[MATERIAL PROVIDED]
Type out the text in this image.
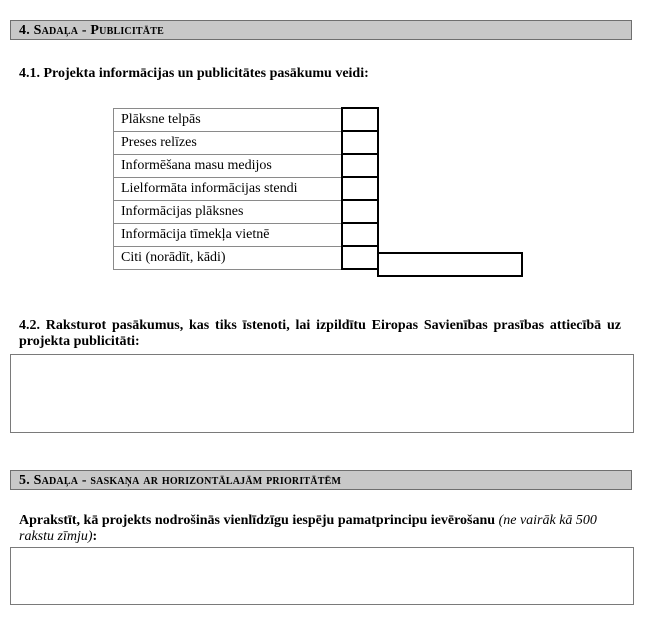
4. Sadaļa - Publicitāte
4.1. Projekta informācijas un publicitātes pasākumu veidi:
Plāksne telpās	
Preses relīzes	
Informēšana masu medijos	
Lielformāta informācijas stendi	
Informācijas plāksnes	
Informācija tīmekļa vietnē	
Citi (norādīt, kādi)	
4.2. Raksturot pasākumus, kas tiks īstenoti, lai izpildītu Eiropas Savienības prasības attiecībā uz projekta publicitāti:
5. Sadaļa - saskaņa ar horizontālajām prioritātēm
Aprakstīt, kā projekts nodrošinās vienlīdzīgu iespēju pamatprincipu ievērošanu (ne vairāk kā 500 rakstu zīmju):
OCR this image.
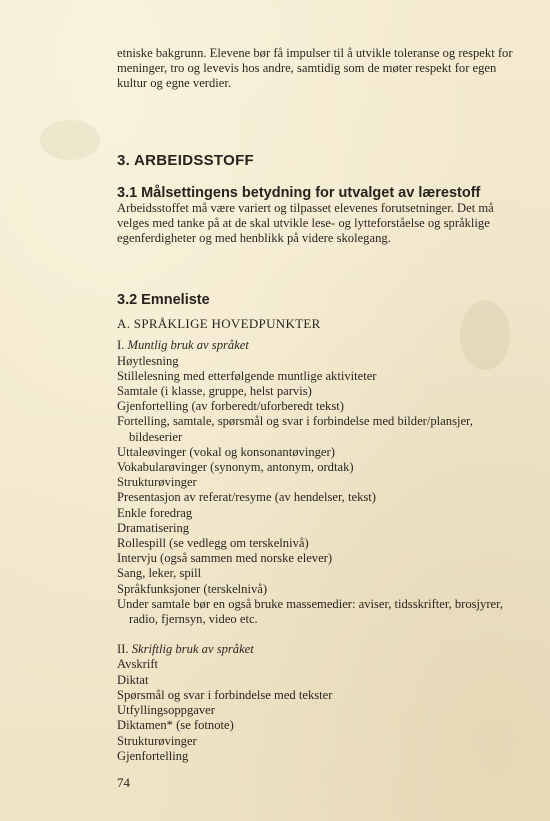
etniske bakgrunn. Elevene bør få impulser til å utvikle toleranse og respekt for meninger, tro og levevis hos andre, samtidig som de møter respekt for egen kultur og egne verdier.

3. ARBEIDSSTOFF
3.1 Målsettingens betydning for utvalget av lærestoff

Arbeidsstoffet må være variert og tilpasset elevenes forutsetninger. Det må velges med tanke på at de skal utvikle lese- og lytteforståelse og språklige egenferdigheter og med henblikk på videre skolegang.

3.2 Emneliste
A. SPRÅKLIGE HOVEDPUNKTER
I. Muntlig bruk av språket
Høytlesning
Stillelesning med etterfølgende muntlige aktiviteter
Samtale (i klasse, gruppe, helst parvis)
Gjenfortelling (av forberedt/uforberedt tekst)
Fortelling, samtale, spørsmål og svar i forbindelse med bilder/plansjer, bildeserier
Uttaleøvinger (vokal og konsonantøvinger)
Vokabularøvinger (synonym, antonym, ordtak)
Strukturøvinger
Presentasjon av referat/resyme (av hendelser, tekst)
Enkle foredrag
Dramatisering
Rollespill (se vedlegg om terskelnivå)
Intervju (også sammen med norske elever)
Sang, leker, spill
Språkfunksjoner (terskelnivå)
Under samtale bør en også bruke massemedier: aviser, tidsskrifter, brosjyrer, radio, fjernsyn, video etc.
II. Skriftlig bruk av språket
Avskrift
Diktat
Spørsmål og svar i forbindelse med tekster
Utfyllingsoppgaver
Diktamen* (se fotnote)
Strukturøvinger
Gjenfortelling
74
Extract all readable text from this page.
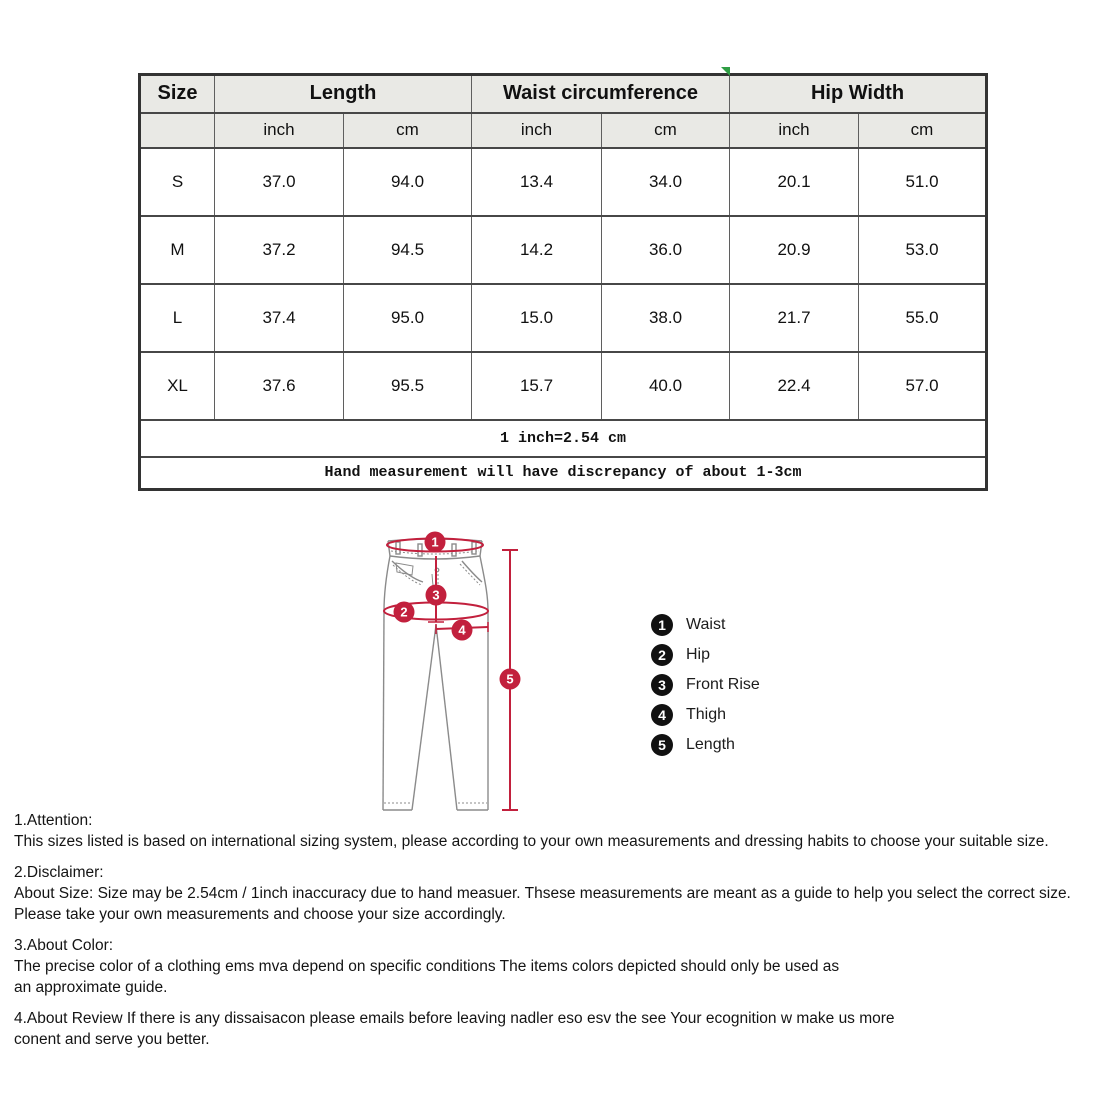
Size	Length		Waist circumference		Hip Width	
	inch	cm	inch	cm	inch	cm
S	37.0	94.0	13.4	34.0	20.1	51.0
M	37.2	94.5	14.2	36.0	20.9	53.0
L	37.4	95.0	15.0	38.0	21.7	55.0
XL	37.6	95.5	15.7	40.0	22.4	57.0
1 inch=2.54 cm						
Hand measurement will have discrepancy of about 1-3cm						
1
2
3
4
5
1	Waist
2	Hip
3	Front Rise
4	Thigh
5	Length
1.Attention:
This sizes listed is based on international sizing system, please according to your own measurements and dressing habits to choose your suitable size.
2.Disclaimer:
About Size: Size may be 2.54cm / 1inch inaccuracy due to hand measuer. Thsese measurements are meant as a guide to help you select the correct size.
Please take your own measurements and choose your size accordingly.
3.About Color:
The precise color of a clothing ems mva depend on specific conditions The items colors depicted should only be used as
an approximate guide.
4.About Review If there is any dissaisacon please emails before leaving nadler eso esv the see Your ecognition w make us more
conent and serve you better.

[REQUIRED TASK]
Copy every line of the data that holds the string "Sadaļa".

[COMPLETE OUTPUT]
4. Sadaļa - Publicitāte
5. Sadaļa - saskaņa ar horizontālajām prioritātēm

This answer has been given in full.